**GIVEN INSTRUCTION**
Transcribe the listing below word for word.

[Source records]
---
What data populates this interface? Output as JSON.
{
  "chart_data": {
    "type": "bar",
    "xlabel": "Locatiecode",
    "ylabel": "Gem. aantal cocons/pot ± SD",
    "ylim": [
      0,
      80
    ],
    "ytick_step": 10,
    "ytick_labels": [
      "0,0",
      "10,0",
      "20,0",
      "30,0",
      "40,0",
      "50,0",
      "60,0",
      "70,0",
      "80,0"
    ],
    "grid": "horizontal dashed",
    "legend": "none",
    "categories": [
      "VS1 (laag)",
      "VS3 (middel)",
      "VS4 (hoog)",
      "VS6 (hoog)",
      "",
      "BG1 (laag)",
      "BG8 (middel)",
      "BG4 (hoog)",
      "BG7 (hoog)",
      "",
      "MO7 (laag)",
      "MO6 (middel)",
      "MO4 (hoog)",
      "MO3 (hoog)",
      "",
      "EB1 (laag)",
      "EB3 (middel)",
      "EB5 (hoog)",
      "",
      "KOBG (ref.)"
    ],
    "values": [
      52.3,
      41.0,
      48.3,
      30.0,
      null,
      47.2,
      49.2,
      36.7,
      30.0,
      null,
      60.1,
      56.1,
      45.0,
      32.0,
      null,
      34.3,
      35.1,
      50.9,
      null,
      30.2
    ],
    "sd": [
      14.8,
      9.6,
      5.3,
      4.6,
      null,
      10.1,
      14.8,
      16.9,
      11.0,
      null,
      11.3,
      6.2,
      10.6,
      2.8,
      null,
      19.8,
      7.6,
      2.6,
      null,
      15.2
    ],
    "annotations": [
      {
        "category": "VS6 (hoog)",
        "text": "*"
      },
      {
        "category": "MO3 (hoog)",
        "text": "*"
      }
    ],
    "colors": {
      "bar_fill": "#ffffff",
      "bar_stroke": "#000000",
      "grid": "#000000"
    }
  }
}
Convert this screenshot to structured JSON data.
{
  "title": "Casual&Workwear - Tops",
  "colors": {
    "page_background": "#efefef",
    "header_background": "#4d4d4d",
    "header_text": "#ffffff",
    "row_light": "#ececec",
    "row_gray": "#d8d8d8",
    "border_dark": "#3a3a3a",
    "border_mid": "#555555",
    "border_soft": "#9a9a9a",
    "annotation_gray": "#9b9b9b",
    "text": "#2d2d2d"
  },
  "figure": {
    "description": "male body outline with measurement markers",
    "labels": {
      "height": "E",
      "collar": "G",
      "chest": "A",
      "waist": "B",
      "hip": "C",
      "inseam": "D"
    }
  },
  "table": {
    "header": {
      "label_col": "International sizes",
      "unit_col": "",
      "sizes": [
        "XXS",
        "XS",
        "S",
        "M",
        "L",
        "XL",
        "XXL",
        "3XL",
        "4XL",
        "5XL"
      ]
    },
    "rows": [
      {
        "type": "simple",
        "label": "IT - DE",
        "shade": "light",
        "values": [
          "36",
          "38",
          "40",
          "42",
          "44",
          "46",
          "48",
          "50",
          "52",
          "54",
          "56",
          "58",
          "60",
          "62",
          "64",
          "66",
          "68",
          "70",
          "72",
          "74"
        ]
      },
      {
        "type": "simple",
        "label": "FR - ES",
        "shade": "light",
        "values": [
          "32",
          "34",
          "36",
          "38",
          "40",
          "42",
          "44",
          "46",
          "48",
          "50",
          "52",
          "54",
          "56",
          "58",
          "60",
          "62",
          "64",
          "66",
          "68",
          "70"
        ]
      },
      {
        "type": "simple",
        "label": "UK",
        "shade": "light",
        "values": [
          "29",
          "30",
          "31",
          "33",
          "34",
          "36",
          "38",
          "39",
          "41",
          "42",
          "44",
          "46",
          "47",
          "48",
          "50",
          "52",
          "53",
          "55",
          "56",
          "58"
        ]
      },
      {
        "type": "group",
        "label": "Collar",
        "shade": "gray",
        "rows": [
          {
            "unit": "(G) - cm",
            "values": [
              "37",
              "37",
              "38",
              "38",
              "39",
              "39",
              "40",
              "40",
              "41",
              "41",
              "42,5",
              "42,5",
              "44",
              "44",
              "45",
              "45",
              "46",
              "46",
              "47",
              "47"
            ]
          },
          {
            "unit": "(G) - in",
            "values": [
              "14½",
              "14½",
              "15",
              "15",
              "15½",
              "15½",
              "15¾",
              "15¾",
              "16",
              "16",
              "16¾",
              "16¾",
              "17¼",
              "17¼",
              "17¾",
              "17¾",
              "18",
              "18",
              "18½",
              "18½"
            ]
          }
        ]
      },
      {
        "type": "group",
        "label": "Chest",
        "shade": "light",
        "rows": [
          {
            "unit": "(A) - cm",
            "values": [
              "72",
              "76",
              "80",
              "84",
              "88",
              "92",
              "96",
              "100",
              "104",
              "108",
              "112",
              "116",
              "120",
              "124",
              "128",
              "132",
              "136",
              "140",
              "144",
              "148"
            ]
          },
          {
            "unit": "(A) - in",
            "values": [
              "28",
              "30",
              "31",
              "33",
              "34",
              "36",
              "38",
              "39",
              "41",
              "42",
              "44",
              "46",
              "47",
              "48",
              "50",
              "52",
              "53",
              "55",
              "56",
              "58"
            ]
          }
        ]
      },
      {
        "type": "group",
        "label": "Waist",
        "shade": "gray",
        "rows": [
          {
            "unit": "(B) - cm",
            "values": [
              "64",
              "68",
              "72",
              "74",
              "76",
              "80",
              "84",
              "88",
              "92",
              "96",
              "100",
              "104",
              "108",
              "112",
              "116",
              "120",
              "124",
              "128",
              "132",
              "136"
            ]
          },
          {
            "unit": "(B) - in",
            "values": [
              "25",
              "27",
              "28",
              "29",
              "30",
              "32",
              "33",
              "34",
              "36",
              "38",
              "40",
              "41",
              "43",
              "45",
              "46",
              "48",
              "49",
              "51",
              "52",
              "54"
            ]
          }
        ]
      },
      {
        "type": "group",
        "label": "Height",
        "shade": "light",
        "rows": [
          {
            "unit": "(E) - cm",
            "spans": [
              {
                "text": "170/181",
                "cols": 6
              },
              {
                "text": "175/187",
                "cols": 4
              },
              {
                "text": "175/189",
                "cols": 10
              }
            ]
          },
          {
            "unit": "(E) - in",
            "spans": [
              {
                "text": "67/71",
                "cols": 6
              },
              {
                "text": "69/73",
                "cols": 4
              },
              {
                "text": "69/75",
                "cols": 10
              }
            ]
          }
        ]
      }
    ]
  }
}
---
**THE REPLY**
What data populates this interface? Output as JSON.
{
  "chart_data": {
    "type": "bar",
    "xlabel": "Locatiecode",
    "ylabel": "Gem. aantal cocons/pot ± SD",
    "ylim": [
      0,
      80
    ],
    "ytick_step": 10,
    "ytick_labels": [
      "0,0",
      "10,0",
      "20,0",
      "30,0",
      "40,0",
      "50,0",
      "60,0",
      "70,0",
      "80,0"
    ],
    "grid": "horizontal dashed",
    "legend": "none",
    "categories": [
      "VS1 (laag)",
      "VS3 (middel)",
      "VS4 (hoog)",
      "VS6 (hoog)",
      "",
      "BG1 (laag)",
      "BG8 (middel)",
      "BG4 (hoog)",
      "BG7 (hoog)",
      "",
      "MO7 (laag)",
      "MO6 (middel)",
      "MO4 (hoog)",
      "MO3 (hoog)",
      "",
      "EB1 (laag)",
      "EB3 (middel)",
      "EB5 (hoog)",
      "",
      "KOBG (ref.)"
    ],
    "values": [
      52.3,
      41.0,
      48.3,
      30.0,
      null,
      47.2,
      49.2,
      36.7,
      30.0,
      null,
      60.1,
      56.1,
      45.0,
      32.0,
      null,
      34.3,
      35.1,
      50.9,
      null,
      30.2
    ],
    "sd": [
      14.8,
      9.6,
      5.3,
      4.6,
      null,
      10.1,
      14.8,
      16.9,
      11.0,
      null,
      11.3,
      6.2,
      10.6,
      2.8,
      null,
      19.8,
      7.6,
      2.6,
      null,
      15.2
    ],
    "annotations": [
      {
        "category": "VS6 (hoog)",
        "text": "*"
      },
      {
        "category": "MO3 (hoog)",
        "text": "*"
      }
    ],
    "colors": {
      "bar_fill": "#ffffff",
      "bar_stroke": "#000000",
      "grid": "#000000"
    }
  }
}
Convert this screenshot to structured JSON data.
{
  "title": "Casual&Workwear - Tops",
  "colors": {
    "page_background": "#efefef",
    "header_background": "#4d4d4d",
    "header_text": "#ffffff",
    "row_light": "#ececec",
    "row_gray": "#d8d8d8",
    "border_dark": "#3a3a3a",
    "border_mid": "#555555",
    "border_soft": "#9a9a9a",
    "annotation_gray": "#9b9b9b",
    "text": "#2d2d2d"
  },
  "figure": {
    "description": "male body outline with measurement markers",
    "labels": {
      "height": "E",
      "collar": "G",
      "chest": "A",
      "waist": "B",
      "hip": "C",
      "inseam": "D"
    }
  },
  "table": {
    "header": {
      "label_col": "International sizes",
      "unit_col": "",
      "sizes": [
        "XXS",
        "XS",
        "S",
        "M",
        "L",
        "XL",
        "XXL",
        "3XL",
        "4XL",
        "5XL"
      ]
    },
    "rows": [
      {
        "type": "simple",
        "label": "IT - DE",
        "shade": "light",
        "values": [
          "36",
          "38",
          "40",
          "42",
          "44",
          "46",
          "48",
          "50",
          "52",
          "54",
          "56",
          "58",
          "60",
          "62",
          "64",
          "66",
          "68",
          "70",
          "72",
          "74"
        ]
      },
      {
        "type": "simple",
        "label": "FR - ES",
        "shade": "light",
        "values": [
          "32",
          "34",
          "36",
          "38",
          "40",
          "42",
          "44",
          "46",
          "48",
          "50",
          "52",
          "54",
          "56",
          "58",
          "60",
          "62",
          "64",
          "66",
          "68",
          "70"
        ]
      },
      {
        "type": "simple",
        "label": "UK",
        "shade": "light",
        "values": [
          "29",
          "30",
          "31",
          "33",
          "34",
          "36",
          "38",
          "39",
          "41",
          "42",
          "44",
          "46",
          "47",
          "48",
          "50",
          "52",
          "53",
          "55",
          "56",
          "58"
        ]
      },
      {
        "type": "group",
        "label": "Collar",
        "shade": "gray",
        "rows": [
          {
            "unit": "(G) - cm",
            "values": [
              "37",
              "37",
              "38",
              "38",
              "39",
              "39",
              "40",
              "40",
              "41",
              "41",
              "42,5",
              "42,5",
              "44",
              "44",
              "45",
              "45",
              "46",
              "46",
              "47",
              "47"
            ]
          },
          {
            "unit": "(G) - in",
            "values": [
              "14½",
              "14½",
              "15",
              "15",
              "15½",
              "15½",
              "15¾",
              "15¾",
              "16",
              "16",
              "16¾",
              "16¾",
              "17¼",
              "17¼",
              "17¾",
              "17¾",
              "18",
              "18",
              "18½",
              "18½"
            ]
          }
        ]
      },
      {
        "type": "group",
        "label": "Chest",
        "shade": "light",
        "rows": [
          {
            "unit": "(A) - cm",
            "values": [
              "72",
              "76",
              "80",
              "84",
              "88",
              "92",
              "96",
              "100",
              "104",
              "108",
              "112",
              "116",
              "120",
              "124",
              "128",
              "132",
              "136",
              "140",
              "144",
              "148"
            ]
          },
          {
            "unit": "(A) - in",
            "values": [
              "28",
              "30",
              "31",
              "33",
              "34",
              "36",
              "38",
              "39",
              "41",
              "42",
              "44",
              "46",
              "47",
              "48",
              "50",
              "52",
              "53",
              "55",
              "56",
              "58"
            ]
          }
        ]
      },
      {
        "type": "group",
        "label": "Waist",
        "shade": "gray",
        "rows": [
          {
            "unit": "(B) - cm",
            "values": [
              "64",
              "68",
              "72",
              "74",
              "76",
              "80",
              "84",
              "88",
              "92",
              "96",
              "100",
              "104",
              "108",
              "112",
              "116",
              "120",
              "124",
              "128",
              "132",
              "136"
            ]
          },
          {
            "unit": "(B) - in",
            "values": [
              "25",
              "27",
              "28",
              "29",
              "30",
              "32",
              "33",
              "34",
              "36",
              "38",
              "40",
              "41",
              "43",
              "45",
              "46",
              "48",
              "49",
              "51",
              "52",
              "54"
            ]
          }
        ]
      },
      {
        "type": "group",
        "label": "Height",
        "shade": "light",
        "rows": [
          {
            "unit": "(E) - cm",
            "spans": [
              {
                "text": "170/181",
                "cols": 6
              },
              {
                "text": "175/187",
                "cols": 4
              },
              {
                "text": "175/189",
                "cols": 10
              }
            ]
          },
          {
            "unit": "(E) - in",
            "spans": [
              {
                "text": "67/71",
                "cols": 6
              },
              {
                "text": "69/73",
                "cols": 4
              },
              {
                "text": "69/75",
                "cols": 10
              }
            ]
          }
        ]
      }
    ]
  }
}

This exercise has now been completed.